* [Requirement]: Retype each line exactly. Skip images.

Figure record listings
[Begin]
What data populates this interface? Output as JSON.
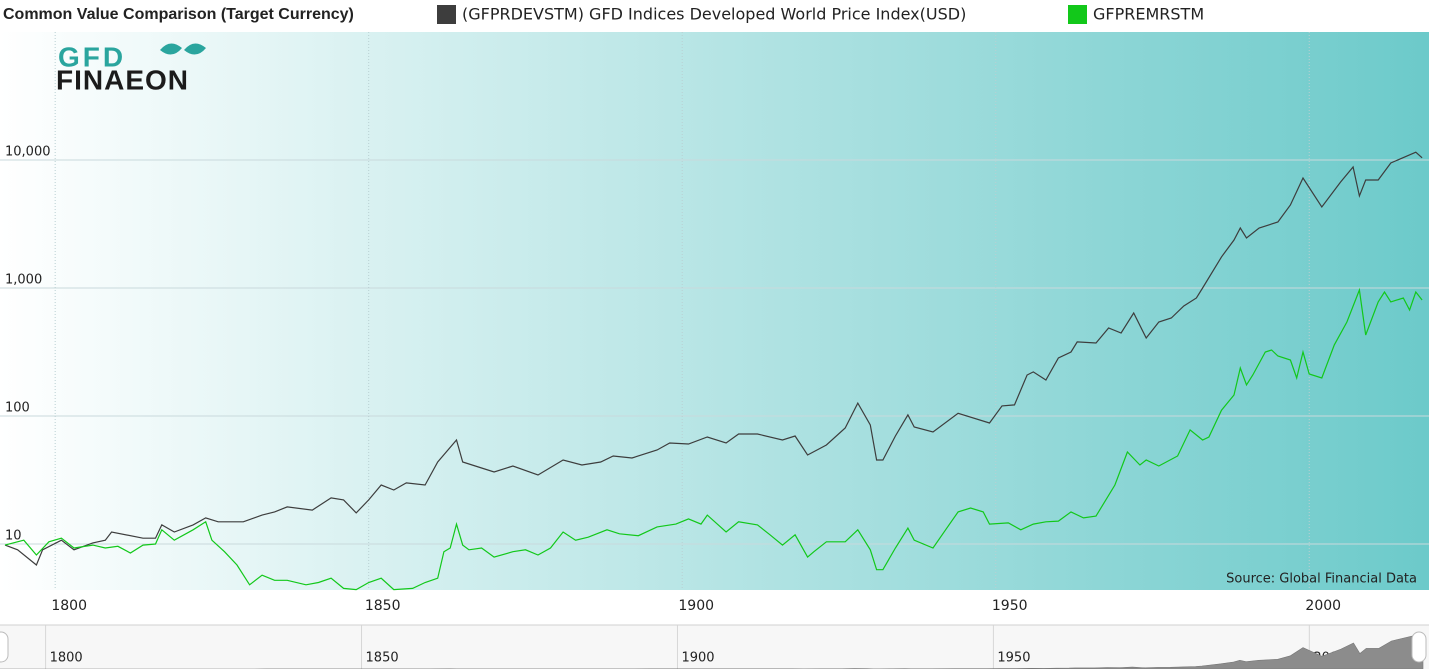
{
  "logo": {
    "top": "GFD",
    "bottom": "FINAEON"
  },
  "chart_data": {
    "type": "line",
    "title": "Common Value Comparison (Target Currency)",
    "credit": "Source: Global Financial Data",
    "log_scale": true,
    "grid": true,
    "xlim": [
      1791.2,
      2019.1
    ],
    "xticks": [
      1800,
      1850,
      1900,
      1950,
      2000
    ],
    "ylim": [
      4.37,
      100000
    ],
    "yticks": [
      10,
      100,
      {
        "value": 1000,
        "label": "1,000"
      },
      {
        "value": 10000,
        "label": "10,000"
      }
    ],
    "series": [
      {
        "name": "(GFPRDEVSTM) GFD Indices Developed World Price Index(USD)",
        "color": "#3d3d3d",
        "x": [
          1792,
          1794,
          1797,
          1798,
          1801,
          1803,
          1806,
          1808,
          1809,
          1814,
          1816,
          1817,
          1819,
          1822,
          1824,
          1826,
          1830,
          1833,
          1835,
          1837,
          1841,
          1844,
          1846,
          1848,
          1850,
          1852,
          1854,
          1856,
          1859,
          1861,
          1864,
          1865,
          1868,
          1870,
          1873,
          1877,
          1881,
          1884,
          1887,
          1889,
          1892,
          1896,
          1898,
          1901,
          1904,
          1907,
          1909,
          1912,
          1916,
          1918,
          1920,
          1923,
          1926,
          1928,
          1930,
          1931,
          1932,
          1934,
          1936,
          1937,
          1940,
          1944,
          1949,
          1951,
          1953,
          1955,
          1956,
          1958,
          1960,
          1962,
          1963,
          1966,
          1968,
          1970,
          1972,
          1974,
          1976,
          1978,
          1980,
          1982,
          1983,
          1986,
          1988,
          1989,
          1990,
          1992,
          1995,
          1997,
          1999,
          2002,
          2005,
          2007,
          2008,
          2009,
          2011,
          2013,
          2017,
          2018
        ],
        "values": [
          9.8,
          9.0,
          6.85,
          9.0,
          10.7,
          9.0,
          10.2,
          10.7,
          12.4,
          11.1,
          11.1,
          14.1,
          12.4,
          14.1,
          16.0,
          14.9,
          14.9,
          16.8,
          17.8,
          19.5,
          18.4,
          22.9,
          22.1,
          17.5,
          22.1,
          28.9,
          26.4,
          30,
          28.9,
          43.7,
          64.9,
          43.7,
          39.2,
          36.5,
          40.7,
          34.6,
          45.3,
          41.4,
          43.7,
          48.7,
          47,
          54.2,
          61.5,
          60.4,
          68.5,
          61.5,
          72.3,
          72.3,
          64.9,
          69.8,
          49.6,
          59.3,
          80.6,
          126,
          85.1,
          45.3,
          45.3,
          69.8,
          102,
          82,
          75,
          105,
          88.1,
          120,
          122,
          209,
          221,
          191,
          284,
          316,
          379,
          372,
          487,
          445,
          638,
          407,
          542,
          583,
          723,
          835,
          1000,
          1750,
          2370,
          2940,
          2460,
          2940,
          3280,
          4450,
          7230,
          4290,
          6730,
          8810,
          5230,
          6980,
          6980,
          9480,
          11500,
          10400
        ]
      },
      {
        "name": "GFPREMRSTM",
        "color": "#12c81a",
        "x": [
          1792,
          1795,
          1797,
          1799,
          1801,
          1803,
          1806,
          1808,
          1810,
          1812,
          1814,
          1816,
          1817,
          1819,
          1822,
          1824,
          1825,
          1827,
          1829,
          1831,
          1833,
          1835,
          1837,
          1840,
          1842,
          1844,
          1846,
          1848,
          1850,
          1852,
          1854,
          1857,
          1859,
          1861,
          1862,
          1863,
          1864,
          1865,
          1866,
          1868,
          1870,
          1873,
          1875,
          1877,
          1879,
          1881,
          1883,
          1885,
          1888,
          1890,
          1893,
          1896,
          1899,
          1901,
          1903,
          1904,
          1907,
          1909,
          1912,
          1914,
          1916,
          1918,
          1920,
          1921,
          1923,
          1926,
          1928,
          1930,
          1931,
          1932,
          1934,
          1936,
          1937,
          1940,
          1942,
          1944,
          1946,
          1948,
          1949,
          1952,
          1954,
          1956,
          1958,
          1960,
          1962,
          1964,
          1966,
          1969,
          1971,
          1973,
          1974,
          1976,
          1979,
          1981,
          1983,
          1984,
          1986,
          1988,
          1989,
          1990,
          1991,
          1993,
          1994,
          1995,
          1997,
          1998,
          1999,
          2000,
          2002,
          2004,
          2006,
          2008,
          2009,
          2011,
          2012,
          2013,
          2015,
          2016,
          2017,
          2018
        ],
        "values": [
          9.8,
          10.7,
          8.2,
          10.4,
          11.1,
          9.3,
          9.8,
          9.3,
          9.6,
          8.5,
          9.8,
          10,
          12.9,
          10.7,
          12.9,
          14.9,
          10.7,
          8.7,
          6.85,
          4.8,
          5.7,
          5.2,
          5.2,
          4.8,
          5.0,
          5.4,
          4.5,
          4.4,
          5.0,
          5.4,
          4.4,
          4.5,
          5.0,
          5.4,
          8.7,
          9.3,
          14.3,
          9.8,
          9.0,
          9.3,
          7.9,
          8.7,
          9.0,
          8.2,
          9.3,
          12.4,
          10.7,
          11.3,
          12.9,
          12.0,
          11.6,
          13.6,
          14.3,
          15.7,
          14.3,
          16.8,
          12.4,
          14.9,
          14.1,
          11.8,
          9.8,
          11.8,
          7.9,
          8.7,
          10.4,
          10.4,
          12.9,
          9.0,
          6.3,
          6.3,
          9.3,
          13.3,
          10.7,
          9.3,
          12.9,
          17.8,
          19.1,
          17.8,
          14.3,
          14.6,
          12.9,
          14.3,
          14.9,
          15.1,
          17.8,
          16.0,
          16.5,
          28.9,
          52.3,
          41.4,
          45.3,
          40.7,
          48.7,
          77.8,
          64.9,
          68.5,
          111,
          146,
          237,
          175,
          209,
          316,
          328,
          294,
          274,
          198,
          316,
          213,
          198,
          359,
          542,
          964,
          429,
          778,
          931,
          778,
          835,
          673,
          931,
          806
        ]
      }
    ]
  }
}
[End]
* [Exercise solution]:
What data populates this interface? Output as JSON.
{
  "logo": {
    "top": "GFD",
    "bottom": "FINAEON"
  },
  "chart_data": {
    "type": "line",
    "title": "Common Value Comparison (Target Currency)",
    "credit": "Source: Global Financial Data",
    "log_scale": true,
    "grid": true,
    "xlim": [
      1791.2,
      2019.1
    ],
    "xticks": [
      1800,
      1850,
      1900,
      1950,
      2000
    ],
    "ylim": [
      4.37,
      100000
    ],
    "yticks": [
      10,
      100,
      {
        "value": 1000,
        "label": "1,000"
      },
      {
        "value": 10000,
        "label": "10,000"
      }
    ],
    "series": [
      {
        "name": "(GFPRDEVSTM) GFD Indices Developed World Price Index(USD)",
        "color": "#3d3d3d",
        "x": [
          1792,
          1794,
          1797,
          1798,
          1801,
          1803,
          1806,
          1808,
          1809,
          1814,
          1816,
          1817,
          1819,
          1822,
          1824,
          1826,
          1830,
          1833,
          1835,
          1837,
          1841,
          1844,
          1846,
          1848,
          1850,
          1852,
          1854,
          1856,
          1859,
          1861,
          1864,
          1865,
          1868,
          1870,
          1873,
          1877,
          1881,
          1884,
          1887,
          1889,
          1892,
          1896,
          1898,
          1901,
          1904,
          1907,
          1909,
          1912,
          1916,
          1918,
          1920,
          1923,
          1926,
          1928,
          1930,
          1931,
          1932,
          1934,
          1936,
          1937,
          1940,
          1944,
          1949,
          1951,
          1953,
          1955,
          1956,
          1958,
          1960,
          1962,
          1963,
          1966,
          1968,
          1970,
          1972,
          1974,
          1976,
          1978,
          1980,
          1982,
          1983,
          1986,
          1988,
          1989,
          1990,
          1992,
          1995,
          1997,
          1999,
          2002,
          2005,
          2007,
          2008,
          2009,
          2011,
          2013,
          2017,
          2018
        ],
        "values": [
          9.8,
          9.0,
          6.85,
          9.0,
          10.7,
          9.0,
          10.2,
          10.7,
          12.4,
          11.1,
          11.1,
          14.1,
          12.4,
          14.1,
          16.0,
          14.9,
          14.9,
          16.8,
          17.8,
          19.5,
          18.4,
          22.9,
          22.1,
          17.5,
          22.1,
          28.9,
          26.4,
          30,
          28.9,
          43.7,
          64.9,
          43.7,
          39.2,
          36.5,
          40.7,
          34.6,
          45.3,
          41.4,
          43.7,
          48.7,
          47,
          54.2,
          61.5,
          60.4,
          68.5,
          61.5,
          72.3,
          72.3,
          64.9,
          69.8,
          49.6,
          59.3,
          80.6,
          126,
          85.1,
          45.3,
          45.3,
          69.8,
          102,
          82,
          75,
          105,
          88.1,
          120,
          122,
          209,
          221,
          191,
          284,
          316,
          379,
          372,
          487,
          445,
          638,
          407,
          542,
          583,
          723,
          835,
          1000,
          1750,
          2370,
          2940,
          2460,
          2940,
          3280,
          4450,
          7230,
          4290,
          6730,
          8810,
          5230,
          6980,
          6980,
          9480,
          11500,
          10400
        ]
      },
      {
        "name": "GFPREMRSTM",
        "color": "#12c81a",
        "x": [
          1792,
          1795,
          1797,
          1799,
          1801,
          1803,
          1806,
          1808,
          1810,
          1812,
          1814,
          1816,
          1817,
          1819,
          1822,
          1824,
          1825,
          1827,
          1829,
          1831,
          1833,
          1835,
          1837,
          1840,
          1842,
          1844,
          1846,
          1848,
          1850,
          1852,
          1854,
          1857,
          1859,
          1861,
          1862,
          1863,
          1864,
          1865,
          1866,
          1868,
          1870,
          1873,
          1875,
          1877,
          1879,
          1881,
          1883,
          1885,
          1888,
          1890,
          1893,
          1896,
          1899,
          1901,
          1903,
          1904,
          1907,
          1909,
          1912,
          1914,
          1916,
          1918,
          1920,
          1921,
          1923,
          1926,
          1928,
          1930,
          1931,
          1932,
          1934,
          1936,
          1937,
          1940,
          1942,
          1944,
          1946,
          1948,
          1949,
          1952,
          1954,
          1956,
          1958,
          1960,
          1962,
          1964,
          1966,
          1969,
          1971,
          1973,
          1974,
          1976,
          1979,
          1981,
          1983,
          1984,
          1986,
          1988,
          1989,
          1990,
          1991,
          1993,
          1994,
          1995,
          1997,
          1998,
          1999,
          2000,
          2002,
          2004,
          2006,
          2008,
          2009,
          2011,
          2012,
          2013,
          2015,
          2016,
          2017,
          2018
        ],
        "values": [
          9.8,
          10.7,
          8.2,
          10.4,
          11.1,
          9.3,
          9.8,
          9.3,
          9.6,
          8.5,
          9.8,
          10,
          12.9,
          10.7,
          12.9,
          14.9,
          10.7,
          8.7,
          6.85,
          4.8,
          5.7,
          5.2,
          5.2,
          4.8,
          5.0,
          5.4,
          4.5,
          4.4,
          5.0,
          5.4,
          4.4,
          4.5,
          5.0,
          5.4,
          8.7,
          9.3,
          14.3,
          9.8,
          9.0,
          9.3,
          7.9,
          8.7,
          9.0,
          8.2,
          9.3,
          12.4,
          10.7,
          11.3,
          12.9,
          12.0,
          11.6,
          13.6,
          14.3,
          15.7,
          14.3,
          16.8,
          12.4,
          14.9,
          14.1,
          11.8,
          9.8,
          11.8,
          7.9,
          8.7,
          10.4,
          10.4,
          12.9,
          9.0,
          6.3,
          6.3,
          9.3,
          13.3,
          10.7,
          9.3,
          12.9,
          17.8,
          19.1,
          17.8,
          14.3,
          14.6,
          12.9,
          14.3,
          14.9,
          15.1,
          17.8,
          16.0,
          16.5,
          28.9,
          52.3,
          41.4,
          45.3,
          40.7,
          48.7,
          77.8,
          64.9,
          68.5,
          111,
          146,
          237,
          175,
          209,
          316,
          328,
          294,
          274,
          198,
          316,
          213,
          198,
          359,
          542,
          964,
          429,
          778,
          931,
          778,
          835,
          673,
          931,
          806
        ]
      }
    ]
  }
}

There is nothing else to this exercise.